Every line of the data that contains the string "text" must be copied.

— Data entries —
*****

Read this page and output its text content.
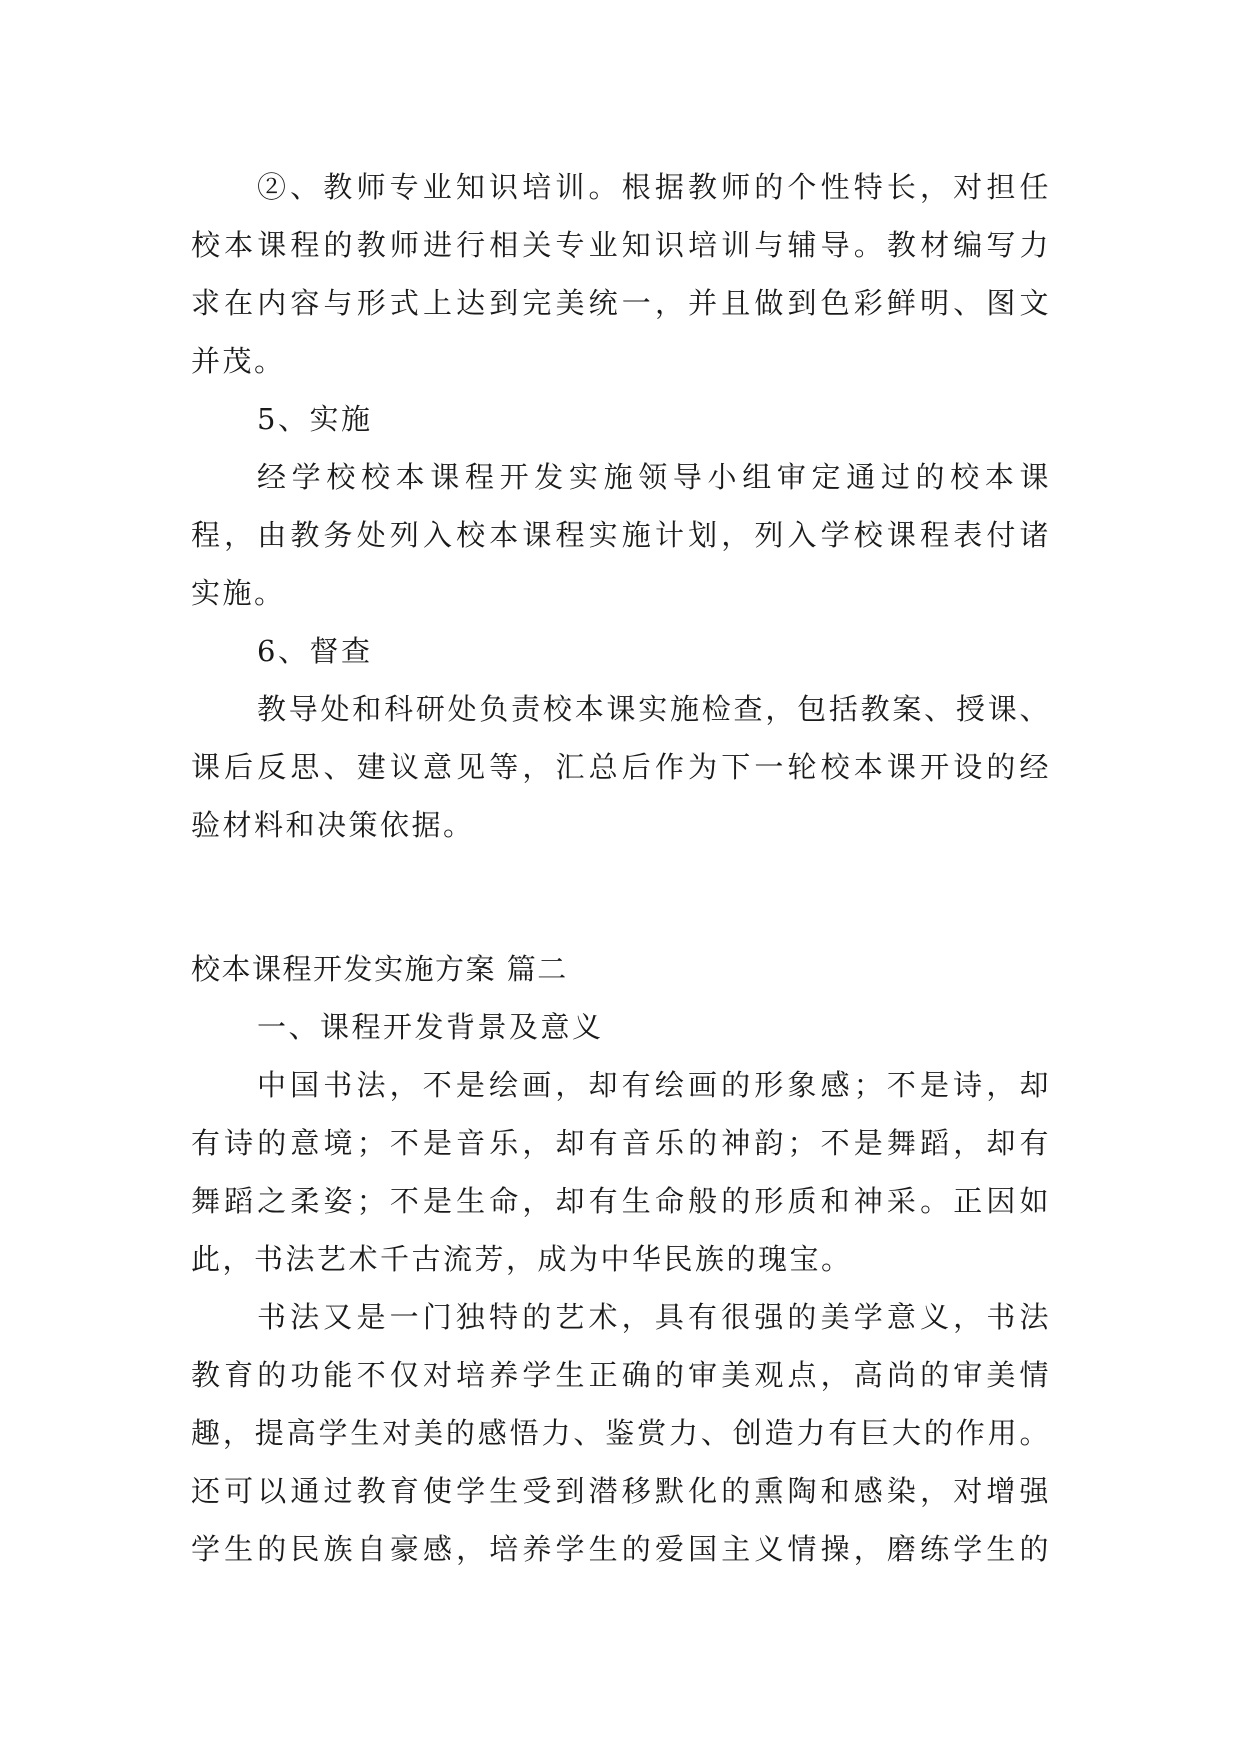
②、教师专业知识培训。根据教师的个性特长，对担任
校本课程的教师进行相关专业知识培训与辅导。教材编写力
求在内容与形式上达到完美统一，并且做到色彩鲜明、图文
并茂。
5、实施
经学校校本课程开发实施领导小组审定通过的校本课
程，由教务处列入校本课程实施计划，列入学校课程表付诸
实施。
6、督查
教导处和科研处负责校本课实施检查，包括教案、授课、
课后反思、建议意见等，汇总后作为下一轮校本课开设的经
验材料和决策依据。
校本课程开发实施方案 篇二
一、课程开发背景及意义
中国书法，不是绘画，却有绘画的形象感；不是诗，却
有诗的意境；不是音乐，却有音乐的神韵；不是舞蹈，却有
舞蹈之柔姿；不是生命，却有生命般的形质和神采。正因如
此，书法艺术千古流芳，成为中华民族的瑰宝。
书法又是一门独特的艺术，具有很强的美学意义，书法
教育的功能不仅对培养学生正确的审美观点，高尚的审美情
趣，提高学生对美的感悟力、鉴赏力、创造力有巨大的作用。
还可以通过教育使学生受到潜移默化的熏陶和感染，对增强
学生的民族自豪感，培养学生的爱国主义情操，磨练学生的
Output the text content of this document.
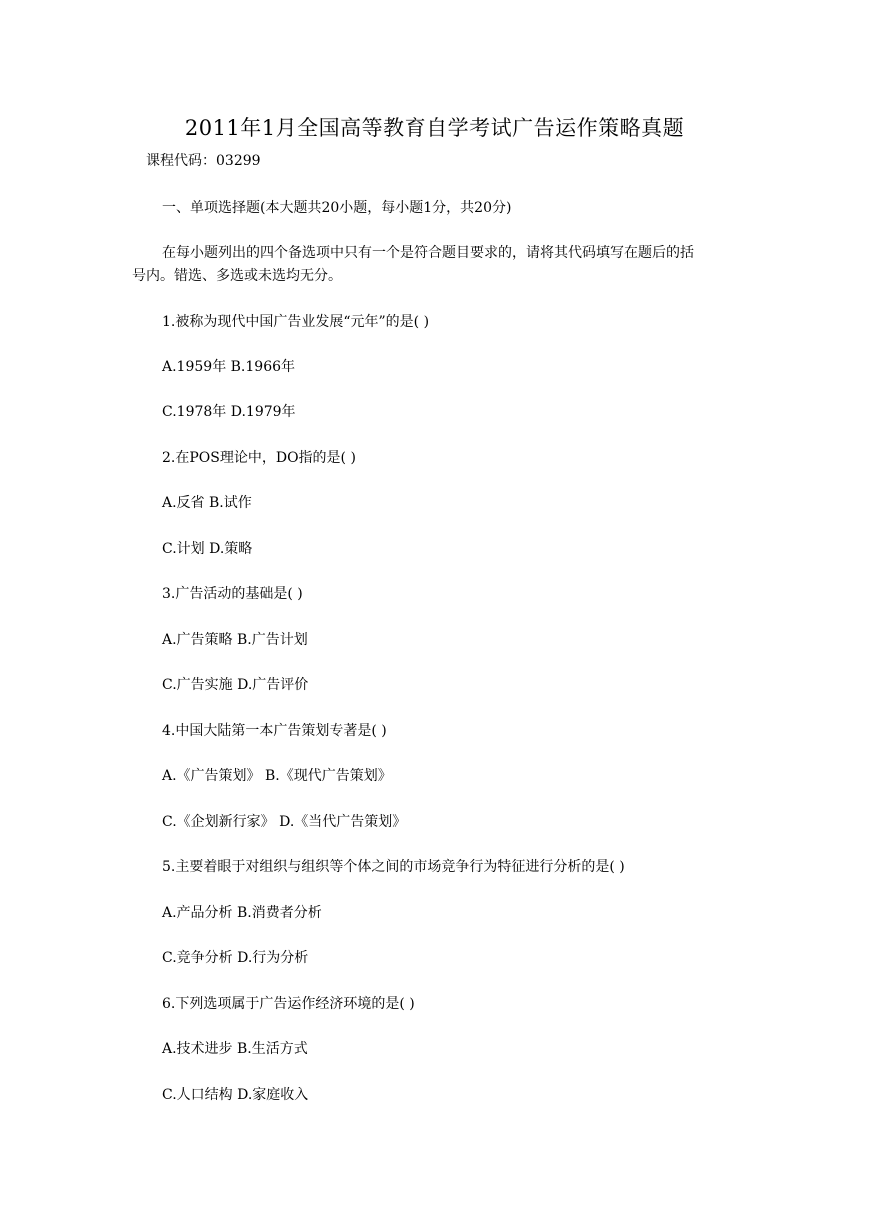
2011年1月全国高等教育自学考试广告运作策略真题
课程代码：03299
一、单项选择题(本大题共20小题，每小题1分，共20分)
在每小题列出的四个备选项中只有一个是符合题目要求的，请将其代码填写在题后的括
号内。错选、多选或未选均无分。
1.被称为现代中国广告业发展“元年”的是( )
A.1959年 B.1966年
C.1978年 D.1979年
2.在POS理论中，DO指的是( )
A.反省 B.试作
C.计划 D.策略
3.广告活动的基础是( )
A.广告策略 B.广告计划
C.广告实施 D.广告评价
4.中国大陆第一本广告策划专著是( )
A.《广告策划》 B.《现代广告策划》
C.《企划新行家》 D.《当代广告策划》
5.主要着眼于对组织与组织等个体之间的市场竞争行为特征进行分析的是( )
A.产品分析 B.消费者分析
C.竞争分析 D.行为分析
6.下列选项属于广告运作经济环境的是( )
A.技术进步 B.生活方式
C.人口结构 D.家庭收入
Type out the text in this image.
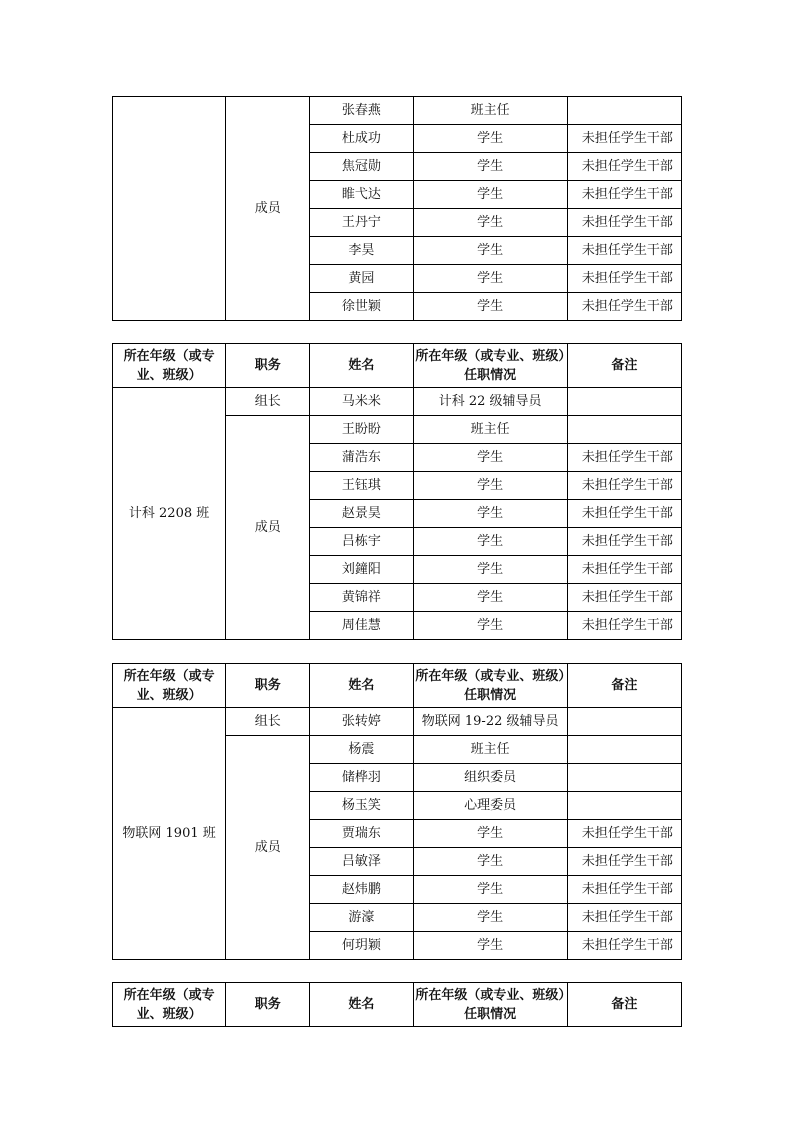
	成员	张春燕	班主任	
		杜成功	学生	未担任学生干部
		焦冠勋	学生	未担任学生干部
		睢弋达	学生	未担任学生干部
		王丹宁	学生	未担任学生干部
		李昊	学生	未担任学生干部
		黄园	学生	未担任学生干部
		徐世颖	学生	未担任学生干部
所在年级（或专业、班级）	职务	姓名	所在年级（或专业、班级）任职情况	备注
计科 2208 班	组长	马米米	计科 22 级辅导员	
	成员	王盼盼	班主任	
		蒲浩东	学生	未担任学生干部
		王钰琪	学生	未担任学生干部
		赵景昊	学生	未担任学生干部
		吕栋宇	学生	未担任学生干部
		刘鐘阳	学生	未担任学生干部
		黄锦祥	学生	未担任学生干部
		周佳慧	学生	未担任学生干部
所在年级（或专业、班级）	职务	姓名	所在年级（或专业、班级）任职情况	备注
物联网 1901 班	组长	张转婷	物联网 19-22 级辅导员	
	成员	杨震	班主任	
		储桦羽	组织委员	
		杨玉笑	心理委员	
		贾瑞东	学生	未担任学生干部
		吕敏泽	学生	未担任学生干部
		赵炜鹏	学生	未担任学生干部
		游濠	学生	未担任学生干部
		何玥颖	学生	未担任学生干部
所在年级（或专业、班级）	职务	姓名	所在年级（或专业、班级）任职情况	备注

*****

— Reply to the exercise —
Read this page and output its text content.
Output the text content of this document.
Type out the text in this image.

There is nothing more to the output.